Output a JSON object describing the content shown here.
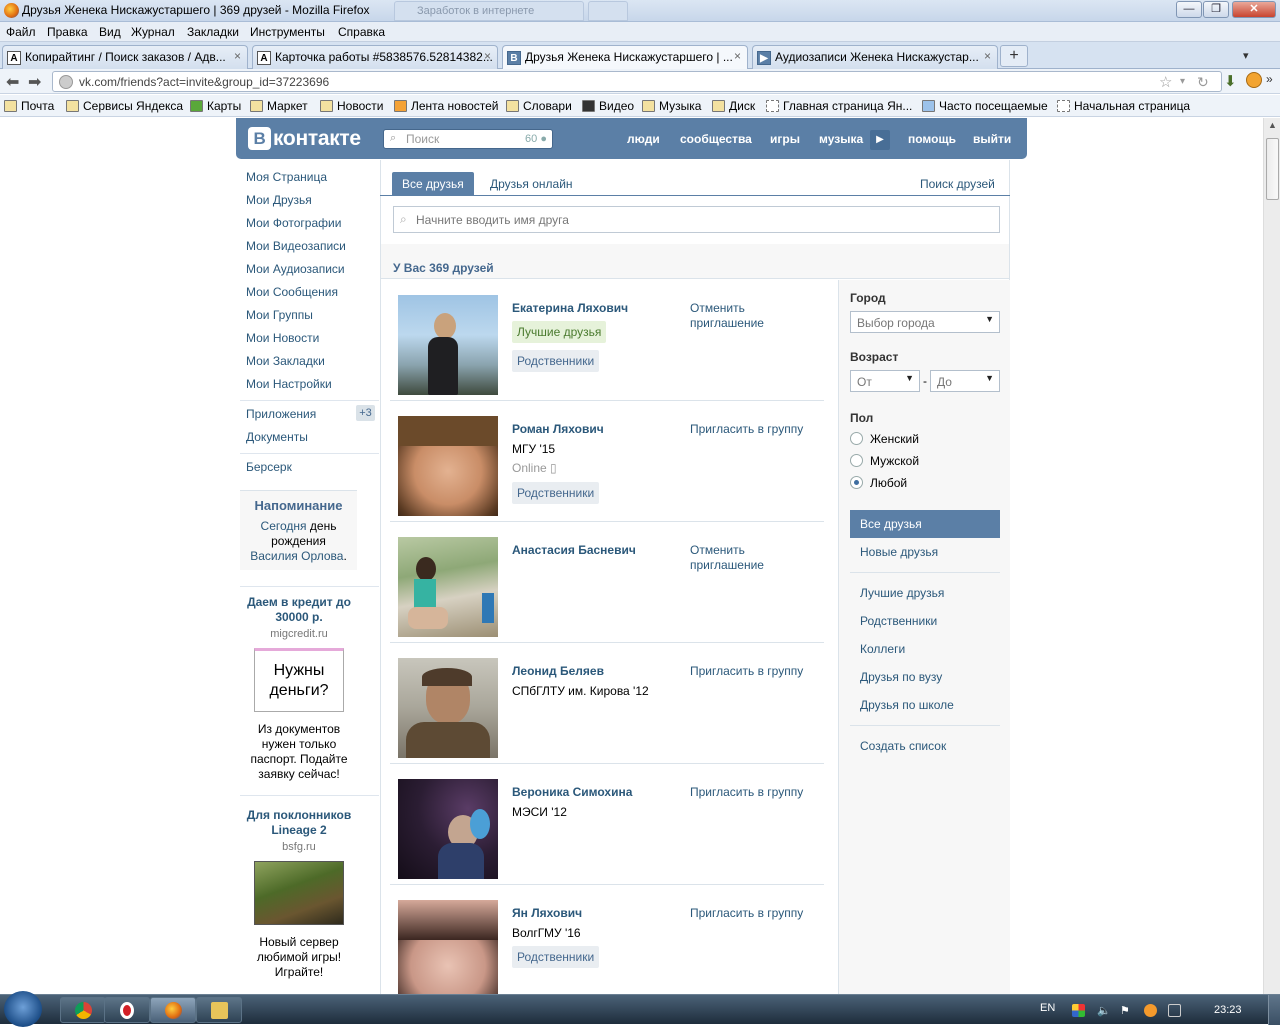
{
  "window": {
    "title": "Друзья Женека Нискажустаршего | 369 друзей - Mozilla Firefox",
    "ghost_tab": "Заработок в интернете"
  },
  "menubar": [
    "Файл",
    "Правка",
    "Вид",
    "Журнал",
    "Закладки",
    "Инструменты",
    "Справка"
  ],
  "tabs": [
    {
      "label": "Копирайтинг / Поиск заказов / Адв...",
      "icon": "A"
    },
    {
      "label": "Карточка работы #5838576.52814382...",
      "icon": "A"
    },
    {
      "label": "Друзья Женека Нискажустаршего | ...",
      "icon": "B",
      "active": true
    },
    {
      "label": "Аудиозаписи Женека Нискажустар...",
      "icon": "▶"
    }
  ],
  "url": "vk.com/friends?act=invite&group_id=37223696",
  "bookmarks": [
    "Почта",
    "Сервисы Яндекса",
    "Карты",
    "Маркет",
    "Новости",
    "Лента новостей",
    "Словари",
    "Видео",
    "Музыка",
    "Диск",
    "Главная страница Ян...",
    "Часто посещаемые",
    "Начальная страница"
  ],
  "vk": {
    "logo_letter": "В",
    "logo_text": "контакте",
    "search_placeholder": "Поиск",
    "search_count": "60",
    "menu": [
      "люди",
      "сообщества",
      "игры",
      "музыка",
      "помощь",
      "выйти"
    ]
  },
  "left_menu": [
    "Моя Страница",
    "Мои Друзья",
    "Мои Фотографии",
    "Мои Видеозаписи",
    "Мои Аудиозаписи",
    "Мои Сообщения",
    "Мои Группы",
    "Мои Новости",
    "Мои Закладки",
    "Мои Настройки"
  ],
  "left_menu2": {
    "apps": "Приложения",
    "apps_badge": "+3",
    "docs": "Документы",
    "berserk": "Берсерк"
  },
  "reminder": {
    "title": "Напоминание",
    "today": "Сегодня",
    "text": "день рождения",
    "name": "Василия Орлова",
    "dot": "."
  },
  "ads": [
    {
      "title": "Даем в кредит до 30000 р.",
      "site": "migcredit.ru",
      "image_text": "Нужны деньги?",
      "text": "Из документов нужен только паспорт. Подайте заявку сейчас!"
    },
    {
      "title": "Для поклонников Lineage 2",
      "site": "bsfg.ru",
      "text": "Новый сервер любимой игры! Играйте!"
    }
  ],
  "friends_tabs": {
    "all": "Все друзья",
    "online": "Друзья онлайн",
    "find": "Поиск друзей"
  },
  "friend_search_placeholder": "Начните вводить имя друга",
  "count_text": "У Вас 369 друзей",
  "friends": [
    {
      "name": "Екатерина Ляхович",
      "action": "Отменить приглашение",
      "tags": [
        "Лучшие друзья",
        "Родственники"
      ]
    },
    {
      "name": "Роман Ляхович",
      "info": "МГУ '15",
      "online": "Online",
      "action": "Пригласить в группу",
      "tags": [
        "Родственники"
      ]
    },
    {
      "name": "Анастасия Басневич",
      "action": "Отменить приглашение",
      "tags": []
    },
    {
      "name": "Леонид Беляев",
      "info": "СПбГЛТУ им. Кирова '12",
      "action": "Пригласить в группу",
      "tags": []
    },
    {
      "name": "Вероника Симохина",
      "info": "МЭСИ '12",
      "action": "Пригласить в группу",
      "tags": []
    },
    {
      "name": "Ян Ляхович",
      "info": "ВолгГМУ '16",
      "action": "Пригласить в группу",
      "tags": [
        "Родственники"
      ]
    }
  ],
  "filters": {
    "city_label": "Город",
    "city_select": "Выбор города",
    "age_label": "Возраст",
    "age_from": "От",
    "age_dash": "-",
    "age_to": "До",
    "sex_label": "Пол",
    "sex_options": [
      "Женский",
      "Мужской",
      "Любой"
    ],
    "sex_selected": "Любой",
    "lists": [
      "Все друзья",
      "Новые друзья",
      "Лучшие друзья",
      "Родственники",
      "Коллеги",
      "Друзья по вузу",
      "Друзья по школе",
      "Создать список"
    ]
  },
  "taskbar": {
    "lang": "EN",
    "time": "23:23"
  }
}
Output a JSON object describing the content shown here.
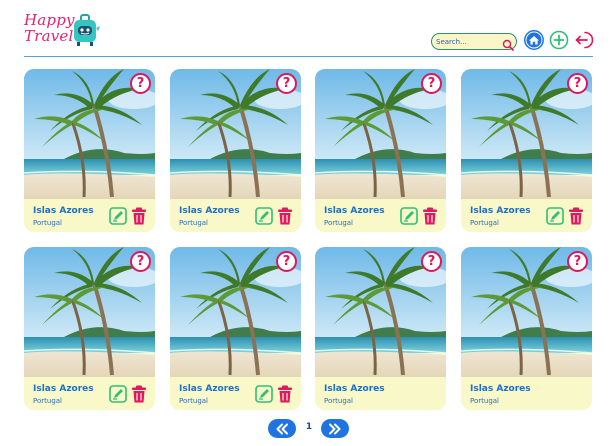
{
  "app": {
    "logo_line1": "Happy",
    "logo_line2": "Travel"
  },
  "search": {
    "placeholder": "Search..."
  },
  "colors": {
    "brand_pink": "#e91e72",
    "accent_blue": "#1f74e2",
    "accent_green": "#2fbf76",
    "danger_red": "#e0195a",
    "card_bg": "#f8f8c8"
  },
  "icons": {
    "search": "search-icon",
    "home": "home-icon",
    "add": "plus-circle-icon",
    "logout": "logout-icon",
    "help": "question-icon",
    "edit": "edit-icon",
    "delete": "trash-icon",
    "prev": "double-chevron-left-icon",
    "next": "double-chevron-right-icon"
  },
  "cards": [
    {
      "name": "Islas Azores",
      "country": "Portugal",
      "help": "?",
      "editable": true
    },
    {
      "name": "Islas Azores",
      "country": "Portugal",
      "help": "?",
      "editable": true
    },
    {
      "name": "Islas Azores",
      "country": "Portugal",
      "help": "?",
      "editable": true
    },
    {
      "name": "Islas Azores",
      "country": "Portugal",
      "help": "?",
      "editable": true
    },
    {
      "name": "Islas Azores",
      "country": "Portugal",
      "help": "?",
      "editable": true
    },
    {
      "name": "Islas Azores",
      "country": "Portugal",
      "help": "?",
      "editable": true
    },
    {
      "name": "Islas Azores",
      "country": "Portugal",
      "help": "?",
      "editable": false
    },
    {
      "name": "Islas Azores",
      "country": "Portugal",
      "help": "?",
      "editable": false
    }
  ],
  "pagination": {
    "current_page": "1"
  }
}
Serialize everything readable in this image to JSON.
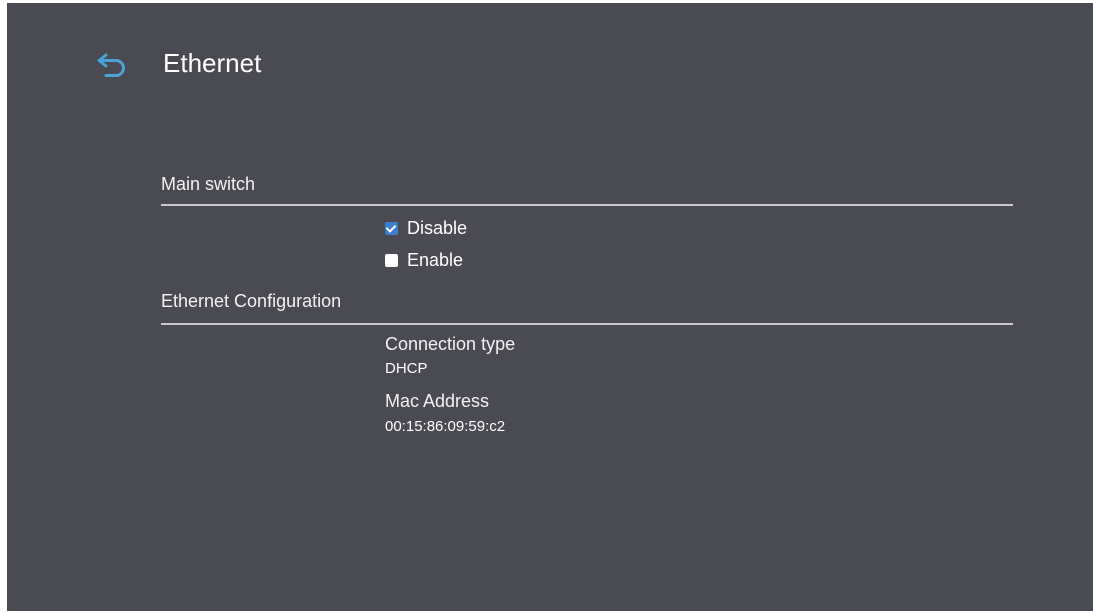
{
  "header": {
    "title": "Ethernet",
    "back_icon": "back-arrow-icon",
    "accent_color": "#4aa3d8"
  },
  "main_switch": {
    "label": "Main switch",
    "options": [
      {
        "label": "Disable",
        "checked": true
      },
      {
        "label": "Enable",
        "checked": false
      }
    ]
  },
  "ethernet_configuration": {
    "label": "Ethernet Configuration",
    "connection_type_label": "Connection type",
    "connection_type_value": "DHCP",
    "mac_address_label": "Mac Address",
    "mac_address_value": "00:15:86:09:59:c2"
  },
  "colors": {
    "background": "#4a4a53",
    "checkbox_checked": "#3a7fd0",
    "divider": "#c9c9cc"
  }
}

● **What to work on**
Search the data for the word "игры" and copy each line where it appears.

● **Solved problem**
      "игры",
      "text": "Новый сервер любимой игры! Играйте!"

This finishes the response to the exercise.